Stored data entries
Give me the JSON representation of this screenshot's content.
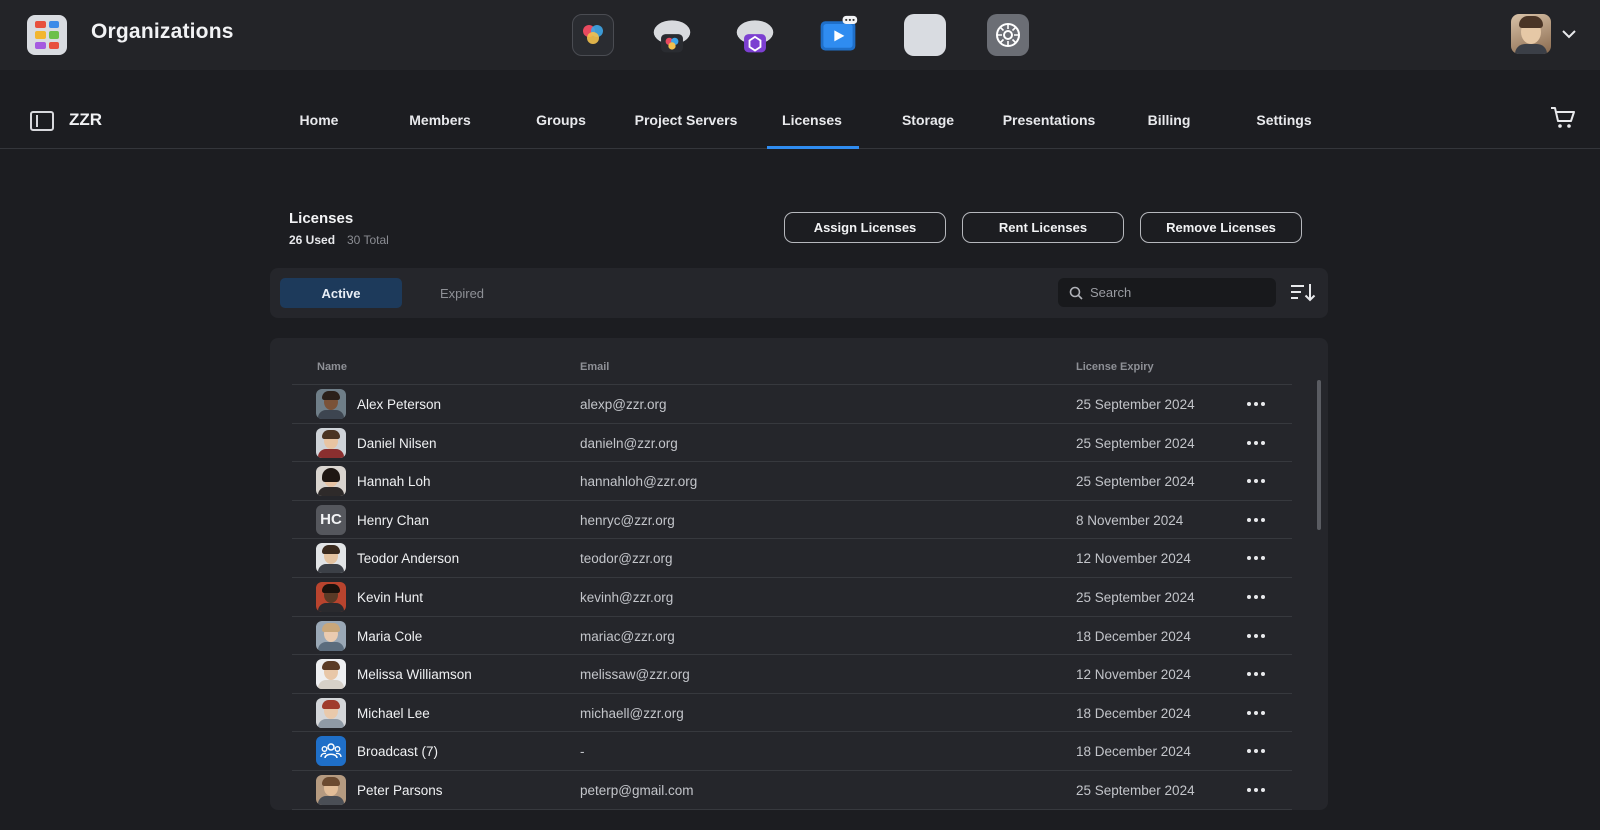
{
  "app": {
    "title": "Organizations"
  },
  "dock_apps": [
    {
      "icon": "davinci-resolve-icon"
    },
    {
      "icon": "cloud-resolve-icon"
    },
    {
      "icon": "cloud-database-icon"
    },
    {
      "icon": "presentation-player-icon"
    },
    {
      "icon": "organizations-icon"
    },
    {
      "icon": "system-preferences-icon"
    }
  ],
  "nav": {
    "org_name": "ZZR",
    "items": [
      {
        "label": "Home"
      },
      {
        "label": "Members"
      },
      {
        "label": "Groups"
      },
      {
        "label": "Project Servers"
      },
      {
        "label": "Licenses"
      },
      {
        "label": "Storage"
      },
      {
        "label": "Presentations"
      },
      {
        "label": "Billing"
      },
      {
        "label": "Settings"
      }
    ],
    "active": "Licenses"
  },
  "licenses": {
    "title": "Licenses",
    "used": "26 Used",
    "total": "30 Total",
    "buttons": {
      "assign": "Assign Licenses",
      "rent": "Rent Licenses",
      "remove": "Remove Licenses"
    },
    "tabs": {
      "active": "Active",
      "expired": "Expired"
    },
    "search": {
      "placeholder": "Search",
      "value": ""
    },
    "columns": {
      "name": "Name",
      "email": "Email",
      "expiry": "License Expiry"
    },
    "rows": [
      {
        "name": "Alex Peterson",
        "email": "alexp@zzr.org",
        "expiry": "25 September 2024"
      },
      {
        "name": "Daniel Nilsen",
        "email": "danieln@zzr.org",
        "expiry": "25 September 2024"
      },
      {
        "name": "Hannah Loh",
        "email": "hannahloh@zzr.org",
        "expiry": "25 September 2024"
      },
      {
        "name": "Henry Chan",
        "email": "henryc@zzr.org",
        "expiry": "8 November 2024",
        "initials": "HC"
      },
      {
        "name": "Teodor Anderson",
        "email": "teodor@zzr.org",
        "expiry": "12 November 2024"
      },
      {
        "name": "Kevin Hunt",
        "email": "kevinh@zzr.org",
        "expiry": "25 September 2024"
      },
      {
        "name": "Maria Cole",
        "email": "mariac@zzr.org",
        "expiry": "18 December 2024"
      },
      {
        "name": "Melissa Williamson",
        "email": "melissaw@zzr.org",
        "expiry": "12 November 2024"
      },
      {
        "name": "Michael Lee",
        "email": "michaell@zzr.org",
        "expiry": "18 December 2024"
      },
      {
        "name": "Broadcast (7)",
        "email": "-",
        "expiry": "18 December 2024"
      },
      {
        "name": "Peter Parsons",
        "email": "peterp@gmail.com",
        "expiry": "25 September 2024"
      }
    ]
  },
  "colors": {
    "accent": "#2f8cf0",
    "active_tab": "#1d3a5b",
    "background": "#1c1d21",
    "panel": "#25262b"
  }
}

# GOAL:
Give the entries again without a single change, but with no pictures.

# TASK ANSWER:
Give me the JSON representation of this screenshot's content.
{
  "app": {
    "title": "Organizations"
  },
  "dock_apps": [
    {
      "icon": "davinci-resolve-icon"
    },
    {
      "icon": "cloud-resolve-icon"
    },
    {
      "icon": "cloud-database-icon"
    },
    {
      "icon": "presentation-player-icon"
    },
    {
      "icon": "organizations-icon"
    },
    {
      "icon": "system-preferences-icon"
    }
  ],
  "nav": {
    "org_name": "ZZR",
    "items": [
      {
        "label": "Home"
      },
      {
        "label": "Members"
      },
      {
        "label": "Groups"
      },
      {
        "label": "Project Servers"
      },
      {
        "label": "Licenses"
      },
      {
        "label": "Storage"
      },
      {
        "label": "Presentations"
      },
      {
        "label": "Billing"
      },
      {
        "label": "Settings"
      }
    ],
    "active": "Licenses"
  },
  "licenses": {
    "title": "Licenses",
    "used": "26 Used",
    "total": "30 Total",
    "buttons": {
      "assign": "Assign Licenses",
      "rent": "Rent Licenses",
      "remove": "Remove Licenses"
    },
    "tabs": {
      "active": "Active",
      "expired": "Expired"
    },
    "search": {
      "placeholder": "Search",
      "value": ""
    },
    "columns": {
      "name": "Name",
      "email": "Email",
      "expiry": "License Expiry"
    },
    "rows": [
      {
        "name": "Alex Peterson",
        "email": "alexp@zzr.org",
        "expiry": "25 September 2024"
      },
      {
        "name": "Daniel Nilsen",
        "email": "danieln@zzr.org",
        "expiry": "25 September 2024"
      },
      {
        "name": "Hannah Loh",
        "email": "hannahloh@zzr.org",
        "expiry": "25 September 2024"
      },
      {
        "name": "Henry Chan",
        "email": "henryc@zzr.org",
        "expiry": "8 November 2024",
        "initials": "HC"
      },
      {
        "name": "Teodor Anderson",
        "email": "teodor@zzr.org",
        "expiry": "12 November 2024"
      },
      {
        "name": "Kevin Hunt",
        "email": "kevinh@zzr.org",
        "expiry": "25 September 2024"
      },
      {
        "name": "Maria Cole",
        "email": "mariac@zzr.org",
        "expiry": "18 December 2024"
      },
      {
        "name": "Melissa Williamson",
        "email": "melissaw@zzr.org",
        "expiry": "12 November 2024"
      },
      {
        "name": "Michael Lee",
        "email": "michaell@zzr.org",
        "expiry": "18 December 2024"
      },
      {
        "name": "Broadcast (7)",
        "email": "-",
        "expiry": "18 December 2024"
      },
      {
        "name": "Peter Parsons",
        "email": "peterp@gmail.com",
        "expiry": "25 September 2024"
      }
    ]
  },
  "colors": {
    "accent": "#2f8cf0",
    "active_tab": "#1d3a5b",
    "background": "#1c1d21",
    "panel": "#25262b"
  }
}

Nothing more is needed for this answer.